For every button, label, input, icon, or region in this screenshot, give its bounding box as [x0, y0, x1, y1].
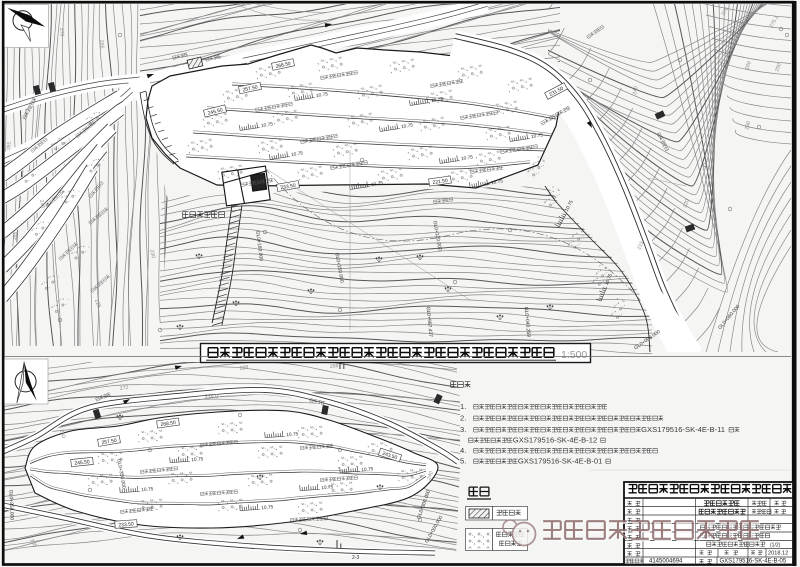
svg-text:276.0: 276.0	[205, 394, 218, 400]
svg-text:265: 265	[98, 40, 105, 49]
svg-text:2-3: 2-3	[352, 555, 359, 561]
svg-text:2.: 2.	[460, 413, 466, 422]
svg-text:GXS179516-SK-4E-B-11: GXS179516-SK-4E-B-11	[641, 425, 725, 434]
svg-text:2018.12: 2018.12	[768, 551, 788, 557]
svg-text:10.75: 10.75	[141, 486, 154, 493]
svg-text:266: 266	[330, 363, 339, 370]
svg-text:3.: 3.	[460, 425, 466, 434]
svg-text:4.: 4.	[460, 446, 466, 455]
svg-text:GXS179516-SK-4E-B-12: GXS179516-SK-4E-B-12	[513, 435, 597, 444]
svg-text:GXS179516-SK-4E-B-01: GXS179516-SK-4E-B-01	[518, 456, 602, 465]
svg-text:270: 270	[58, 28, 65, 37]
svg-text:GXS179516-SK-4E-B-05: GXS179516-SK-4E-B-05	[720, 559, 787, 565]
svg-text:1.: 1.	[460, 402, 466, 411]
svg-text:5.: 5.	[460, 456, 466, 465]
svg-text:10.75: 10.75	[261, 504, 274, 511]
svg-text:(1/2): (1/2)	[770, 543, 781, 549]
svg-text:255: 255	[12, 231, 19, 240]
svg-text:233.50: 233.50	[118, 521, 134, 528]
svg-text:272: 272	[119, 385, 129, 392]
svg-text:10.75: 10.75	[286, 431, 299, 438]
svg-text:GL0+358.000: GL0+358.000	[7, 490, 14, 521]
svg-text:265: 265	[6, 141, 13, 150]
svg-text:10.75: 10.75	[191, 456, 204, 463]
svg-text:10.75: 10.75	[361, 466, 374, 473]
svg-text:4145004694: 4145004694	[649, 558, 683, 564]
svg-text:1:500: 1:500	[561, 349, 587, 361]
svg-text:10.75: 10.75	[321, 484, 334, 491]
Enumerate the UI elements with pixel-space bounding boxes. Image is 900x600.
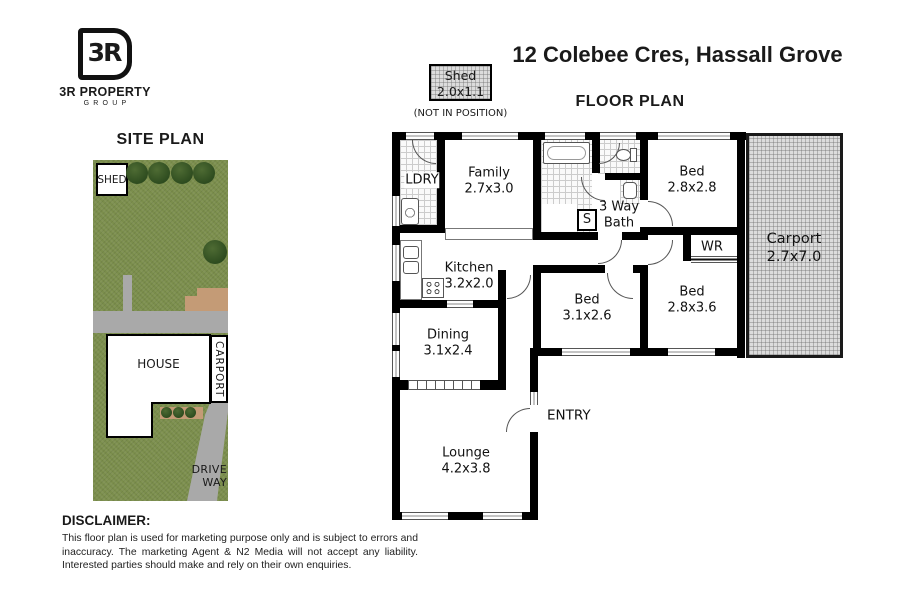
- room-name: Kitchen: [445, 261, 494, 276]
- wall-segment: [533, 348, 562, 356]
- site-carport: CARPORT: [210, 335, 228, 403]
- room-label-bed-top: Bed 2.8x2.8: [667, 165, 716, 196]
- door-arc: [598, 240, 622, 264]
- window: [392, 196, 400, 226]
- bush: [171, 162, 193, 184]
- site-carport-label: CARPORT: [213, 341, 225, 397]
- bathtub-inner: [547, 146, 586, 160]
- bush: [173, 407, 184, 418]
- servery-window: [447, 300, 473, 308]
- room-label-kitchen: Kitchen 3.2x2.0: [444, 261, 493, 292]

- [Directions for this task]:
Copy every row above line for line, without changing anything. Leave out the two picture lines.

- [Answer in full]:
For every button, label, input, icon, or region in this screenshot, give its bounding box as [x0, y0, x1, y1].
svg-text:276.0: 276.0	[205, 394, 218, 400]
svg-text:265: 265	[98, 40, 105, 49]
svg-text:2-3: 2-3	[352, 555, 359, 561]
svg-text:2.: 2.	[460, 413, 466, 422]
svg-text:GXS179516-SK-4E-B-11: GXS179516-SK-4E-B-11	[641, 425, 725, 434]
svg-text:2018.12: 2018.12	[768, 551, 788, 557]
svg-text:10.75: 10.75	[141, 486, 154, 493]
svg-text:266: 266	[330, 363, 339, 370]
svg-text:3.: 3.	[460, 425, 466, 434]
svg-text:4.: 4.	[460, 446, 466, 455]
svg-text:GXS179516-SK-4E-B-12: GXS179516-SK-4E-B-12	[513, 435, 597, 444]
svg-text:GXS179516-SK-4E-B-01: GXS179516-SK-4E-B-01	[518, 456, 602, 465]
svg-text:270: 270	[58, 28, 65, 37]
svg-text:GXS179516-SK-4E-B-05: GXS179516-SK-4E-B-05	[720, 559, 787, 565]
svg-text:1.: 1.	[460, 402, 466, 411]
svg-text:5.: 5.	[460, 456, 466, 465]
svg-text:10.75: 10.75	[261, 504, 274, 511]
svg-text:(1/2): (1/2)	[770, 543, 781, 549]
svg-text:255: 255	[12, 231, 19, 240]
svg-text:233.50: 233.50	[118, 521, 134, 528]
svg-text:272: 272	[119, 385, 129, 392]
svg-text:10.75: 10.75	[286, 431, 299, 438]
svg-text:GL0+358.000: GL0+358.000	[7, 490, 14, 521]
svg-text:265: 265	[6, 141, 13, 150]
svg-text:10.75: 10.75	[191, 456, 204, 463]
svg-text:10.75: 10.75	[361, 466, 374, 473]
svg-text:4145004694: 4145004694	[649, 558, 683, 564]
svg-text:1:500: 1:500	[561, 349, 587, 361]
svg-text:10.75: 10.75	[321, 484, 334, 491]
Enumerate the UI elements with pixel-space bounding boxes. Image is 900x600.
- room-name: Kitchen: [445, 261, 494, 276]
- wall-segment: [533, 348, 562, 356]
- site-carport: CARPORT: [210, 335, 228, 403]
- room-label-bed-top: Bed 2.8x2.8: [667, 165, 716, 196]
- door-arc: [598, 240, 622, 264]
- window: [392, 196, 400, 226]
- bush: [171, 162, 193, 184]
- site-carport-label: CARPORT: [213, 341, 225, 397]
- bathtub-inner: [547, 146, 586, 160]
- bush: [173, 407, 184, 418]
- servery-window: [447, 300, 473, 308]
- room-label-kitchen: Kitchen 3.2x2.0: [444, 261, 493, 292]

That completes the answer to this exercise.